- [What is required]
Starting with the line that contains "Read all visible content and emit it as JSON.", set down each line through the end of the entries below, exactly and with nothing added.

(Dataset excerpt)
━━━━━━━━━━━━━━━━━━━━

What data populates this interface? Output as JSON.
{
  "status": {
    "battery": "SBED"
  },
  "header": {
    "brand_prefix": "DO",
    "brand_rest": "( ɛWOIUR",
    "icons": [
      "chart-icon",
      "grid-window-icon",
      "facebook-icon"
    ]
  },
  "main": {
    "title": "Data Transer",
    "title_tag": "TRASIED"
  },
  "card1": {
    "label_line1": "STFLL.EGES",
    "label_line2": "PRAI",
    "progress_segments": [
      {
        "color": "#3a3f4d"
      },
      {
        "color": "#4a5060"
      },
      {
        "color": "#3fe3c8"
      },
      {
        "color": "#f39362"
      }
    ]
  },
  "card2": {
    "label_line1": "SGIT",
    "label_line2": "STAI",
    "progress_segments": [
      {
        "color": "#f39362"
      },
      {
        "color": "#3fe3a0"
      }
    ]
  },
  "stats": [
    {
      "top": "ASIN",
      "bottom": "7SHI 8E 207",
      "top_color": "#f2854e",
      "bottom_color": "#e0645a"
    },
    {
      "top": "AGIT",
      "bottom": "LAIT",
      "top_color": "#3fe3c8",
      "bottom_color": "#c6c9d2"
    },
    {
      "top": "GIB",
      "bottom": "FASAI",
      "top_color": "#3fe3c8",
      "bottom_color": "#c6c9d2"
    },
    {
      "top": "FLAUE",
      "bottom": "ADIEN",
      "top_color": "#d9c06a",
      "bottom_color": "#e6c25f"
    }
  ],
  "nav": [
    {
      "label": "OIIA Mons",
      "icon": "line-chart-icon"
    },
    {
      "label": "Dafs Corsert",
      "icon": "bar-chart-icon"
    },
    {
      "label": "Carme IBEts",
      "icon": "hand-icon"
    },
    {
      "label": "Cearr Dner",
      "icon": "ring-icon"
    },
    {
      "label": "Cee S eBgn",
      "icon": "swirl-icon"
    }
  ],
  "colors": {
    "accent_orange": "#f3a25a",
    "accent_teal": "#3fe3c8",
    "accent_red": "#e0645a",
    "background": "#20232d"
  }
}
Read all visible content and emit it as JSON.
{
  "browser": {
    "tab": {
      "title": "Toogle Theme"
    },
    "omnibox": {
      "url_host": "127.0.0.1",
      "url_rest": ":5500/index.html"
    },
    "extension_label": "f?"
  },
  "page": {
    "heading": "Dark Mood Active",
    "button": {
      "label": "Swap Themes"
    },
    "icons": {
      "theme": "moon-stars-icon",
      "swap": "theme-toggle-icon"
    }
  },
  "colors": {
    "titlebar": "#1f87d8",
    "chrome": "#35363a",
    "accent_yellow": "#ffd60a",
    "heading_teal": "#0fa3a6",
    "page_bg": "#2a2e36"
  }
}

━━━━━━━━━━━━━━━━━━━━

- [Task result]
Read all visible content and emit it as JSON.
{
  "browser": {
    "tab": {
      "title": "Toogle Theme"
    },
    "omnibox": {
      "url_host": "127.0.0.1",
      "url_rest": ":5500/index.html"
    },
    "extension_label": "f?"
  },
  "page": {
    "heading": "Dark Mood Active",
    "button": {
      "label": "Swap Themes"
    },
    "icons": {
      "theme": "moon-stars-icon",
      "swap": "theme-toggle-icon"
    }
  },
  "colors": {
    "titlebar": "#1f87d8",
    "chrome": "#35363a",
    "accent_yellow": "#ffd60a",
    "heading_teal": "#0fa3a6",
    "page_bg": "#2a2e36"
  }
}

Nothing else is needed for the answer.